→ Given data
*-*-*

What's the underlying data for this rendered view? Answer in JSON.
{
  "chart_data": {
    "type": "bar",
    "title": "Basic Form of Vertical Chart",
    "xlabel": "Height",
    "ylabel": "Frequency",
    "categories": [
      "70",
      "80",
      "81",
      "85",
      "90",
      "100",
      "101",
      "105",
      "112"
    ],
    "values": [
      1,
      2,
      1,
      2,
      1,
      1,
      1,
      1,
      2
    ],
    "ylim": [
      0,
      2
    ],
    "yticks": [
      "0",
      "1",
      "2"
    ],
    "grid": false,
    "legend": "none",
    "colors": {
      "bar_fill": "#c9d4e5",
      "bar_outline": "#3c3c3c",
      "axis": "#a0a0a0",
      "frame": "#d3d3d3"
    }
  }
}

*-*-*

→ Problem to solve
Please copy out each record, character for character.

→ Response to the task
What's the underlying data for this rendered view? Answer in JSON.
{
  "chart_data": {
    "type": "bar",
    "title": "Basic Form of Vertical Chart",
    "xlabel": "Height",
    "ylabel": "Frequency",
    "categories": [
      "70",
      "80",
      "81",
      "85",
      "90",
      "100",
      "101",
      "105",
      "112"
    ],
    "values": [
      1,
      2,
      1,
      2,
      1,
      1,
      1,
      1,
      2
    ],
    "ylim": [
      0,
      2
    ],
    "yticks": [
      "0",
      "1",
      "2"
    ],
    "grid": false,
    "legend": "none",
    "colors": {
      "bar_fill": "#c9d4e5",
      "bar_outline": "#3c3c3c",
      "axis": "#a0a0a0",
      "frame": "#d3d3d3"
    }
  }
}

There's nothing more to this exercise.